Challenge:
Using the data beneath, show every line that includes the word "CORRELATION".

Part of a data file
* * * * * * * * *

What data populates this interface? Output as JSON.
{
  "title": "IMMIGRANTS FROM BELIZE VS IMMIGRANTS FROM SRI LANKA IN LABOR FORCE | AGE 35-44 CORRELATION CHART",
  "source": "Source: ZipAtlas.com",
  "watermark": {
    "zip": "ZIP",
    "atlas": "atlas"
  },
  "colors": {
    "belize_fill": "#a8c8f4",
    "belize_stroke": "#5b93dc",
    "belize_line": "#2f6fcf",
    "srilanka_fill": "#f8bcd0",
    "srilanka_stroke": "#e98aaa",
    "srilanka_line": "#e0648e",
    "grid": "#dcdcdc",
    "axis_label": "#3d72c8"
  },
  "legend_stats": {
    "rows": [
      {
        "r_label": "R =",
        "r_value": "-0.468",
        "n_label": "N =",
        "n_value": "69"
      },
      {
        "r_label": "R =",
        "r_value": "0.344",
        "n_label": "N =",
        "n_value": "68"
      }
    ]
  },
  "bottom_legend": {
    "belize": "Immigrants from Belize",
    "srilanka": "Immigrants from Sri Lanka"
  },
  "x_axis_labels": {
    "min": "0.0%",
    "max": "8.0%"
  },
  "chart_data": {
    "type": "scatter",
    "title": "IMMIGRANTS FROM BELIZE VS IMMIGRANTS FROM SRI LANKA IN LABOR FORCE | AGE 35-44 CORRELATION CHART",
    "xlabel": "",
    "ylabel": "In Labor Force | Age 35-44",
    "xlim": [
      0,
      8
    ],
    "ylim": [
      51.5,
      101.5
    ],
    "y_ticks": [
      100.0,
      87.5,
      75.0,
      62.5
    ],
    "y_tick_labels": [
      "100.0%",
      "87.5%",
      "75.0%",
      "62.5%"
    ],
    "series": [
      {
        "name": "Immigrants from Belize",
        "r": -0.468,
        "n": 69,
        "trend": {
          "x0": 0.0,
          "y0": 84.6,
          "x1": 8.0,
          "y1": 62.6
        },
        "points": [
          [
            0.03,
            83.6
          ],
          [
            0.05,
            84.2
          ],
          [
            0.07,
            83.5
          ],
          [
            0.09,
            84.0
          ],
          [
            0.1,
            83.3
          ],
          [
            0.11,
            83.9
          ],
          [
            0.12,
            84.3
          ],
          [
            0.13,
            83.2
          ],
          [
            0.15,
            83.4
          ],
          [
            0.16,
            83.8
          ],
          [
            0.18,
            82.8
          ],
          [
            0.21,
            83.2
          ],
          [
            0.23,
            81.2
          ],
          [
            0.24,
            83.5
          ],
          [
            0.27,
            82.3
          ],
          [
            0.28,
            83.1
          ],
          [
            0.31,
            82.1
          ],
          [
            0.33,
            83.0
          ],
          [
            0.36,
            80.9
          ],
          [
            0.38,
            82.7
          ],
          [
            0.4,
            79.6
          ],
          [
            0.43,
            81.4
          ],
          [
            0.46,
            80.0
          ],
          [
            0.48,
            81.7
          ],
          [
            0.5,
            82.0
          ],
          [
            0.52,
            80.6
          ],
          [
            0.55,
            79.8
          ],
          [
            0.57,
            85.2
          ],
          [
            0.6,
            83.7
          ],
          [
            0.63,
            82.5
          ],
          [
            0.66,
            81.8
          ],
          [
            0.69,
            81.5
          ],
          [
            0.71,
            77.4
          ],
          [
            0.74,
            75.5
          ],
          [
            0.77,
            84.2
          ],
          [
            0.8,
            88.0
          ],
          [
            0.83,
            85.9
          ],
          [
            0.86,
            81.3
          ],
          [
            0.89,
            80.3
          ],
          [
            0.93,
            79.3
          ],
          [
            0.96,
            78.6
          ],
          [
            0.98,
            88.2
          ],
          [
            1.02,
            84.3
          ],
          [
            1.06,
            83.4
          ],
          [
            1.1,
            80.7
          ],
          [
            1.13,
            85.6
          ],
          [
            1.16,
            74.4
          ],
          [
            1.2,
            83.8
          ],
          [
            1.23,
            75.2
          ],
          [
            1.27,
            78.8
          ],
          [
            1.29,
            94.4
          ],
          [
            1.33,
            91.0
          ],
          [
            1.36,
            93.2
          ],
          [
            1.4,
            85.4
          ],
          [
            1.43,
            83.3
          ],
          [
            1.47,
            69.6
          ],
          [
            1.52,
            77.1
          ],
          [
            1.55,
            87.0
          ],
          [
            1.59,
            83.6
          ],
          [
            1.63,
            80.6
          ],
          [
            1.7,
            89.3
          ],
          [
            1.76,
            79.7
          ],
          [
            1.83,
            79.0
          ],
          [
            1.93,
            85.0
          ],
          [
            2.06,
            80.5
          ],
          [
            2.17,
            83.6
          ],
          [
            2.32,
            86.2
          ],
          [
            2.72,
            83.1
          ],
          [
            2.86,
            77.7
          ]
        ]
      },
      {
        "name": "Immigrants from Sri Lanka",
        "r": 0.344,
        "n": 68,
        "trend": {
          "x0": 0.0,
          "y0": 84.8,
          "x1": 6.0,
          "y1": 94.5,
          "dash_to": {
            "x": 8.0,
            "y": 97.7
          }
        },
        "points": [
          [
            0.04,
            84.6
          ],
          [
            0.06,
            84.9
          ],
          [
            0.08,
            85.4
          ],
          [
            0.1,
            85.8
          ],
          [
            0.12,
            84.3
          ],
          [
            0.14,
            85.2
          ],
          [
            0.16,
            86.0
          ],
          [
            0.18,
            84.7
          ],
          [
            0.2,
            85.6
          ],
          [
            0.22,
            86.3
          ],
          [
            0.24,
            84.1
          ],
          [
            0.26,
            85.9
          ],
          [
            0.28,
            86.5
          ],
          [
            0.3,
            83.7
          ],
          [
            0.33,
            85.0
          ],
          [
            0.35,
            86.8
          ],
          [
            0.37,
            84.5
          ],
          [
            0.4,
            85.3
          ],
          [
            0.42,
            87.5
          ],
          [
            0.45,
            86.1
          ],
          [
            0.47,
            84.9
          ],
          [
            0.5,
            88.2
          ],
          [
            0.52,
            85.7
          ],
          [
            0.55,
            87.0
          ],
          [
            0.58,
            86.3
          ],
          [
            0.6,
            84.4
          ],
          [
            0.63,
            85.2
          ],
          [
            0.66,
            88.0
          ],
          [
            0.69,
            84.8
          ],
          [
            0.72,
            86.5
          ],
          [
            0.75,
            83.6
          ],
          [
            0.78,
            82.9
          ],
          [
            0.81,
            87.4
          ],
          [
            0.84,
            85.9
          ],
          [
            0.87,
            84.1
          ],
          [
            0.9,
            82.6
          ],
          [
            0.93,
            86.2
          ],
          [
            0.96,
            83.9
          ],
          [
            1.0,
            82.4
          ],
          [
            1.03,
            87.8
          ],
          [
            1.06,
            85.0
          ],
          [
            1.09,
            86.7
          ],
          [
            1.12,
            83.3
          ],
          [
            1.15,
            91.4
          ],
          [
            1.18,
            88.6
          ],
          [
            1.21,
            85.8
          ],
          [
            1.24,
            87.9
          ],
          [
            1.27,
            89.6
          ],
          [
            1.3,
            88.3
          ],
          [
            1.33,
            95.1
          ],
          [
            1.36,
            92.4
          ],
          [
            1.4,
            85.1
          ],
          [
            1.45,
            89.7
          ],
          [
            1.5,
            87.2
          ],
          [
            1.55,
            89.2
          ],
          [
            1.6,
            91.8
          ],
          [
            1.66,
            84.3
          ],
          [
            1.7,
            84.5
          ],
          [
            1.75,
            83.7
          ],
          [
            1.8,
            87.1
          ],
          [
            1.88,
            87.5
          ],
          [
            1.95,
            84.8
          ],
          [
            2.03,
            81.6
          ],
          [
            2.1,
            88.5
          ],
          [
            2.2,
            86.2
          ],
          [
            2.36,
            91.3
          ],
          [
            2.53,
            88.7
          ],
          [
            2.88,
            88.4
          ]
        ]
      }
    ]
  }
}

* * * * * * * * *

Expected answer:
  "title": "IMMIGRANTS FROM BELIZE VS IMMIGRANTS FROM SRI LANKA IN LABOR FORCE | AGE 35-44 CORRELATION CHART",
    "title": "IMMIGRANTS FROM BELIZE VS IMMIGRANTS FROM SRI LANKA IN LABOR FORCE | AGE 35-44 CORRELATION CHART",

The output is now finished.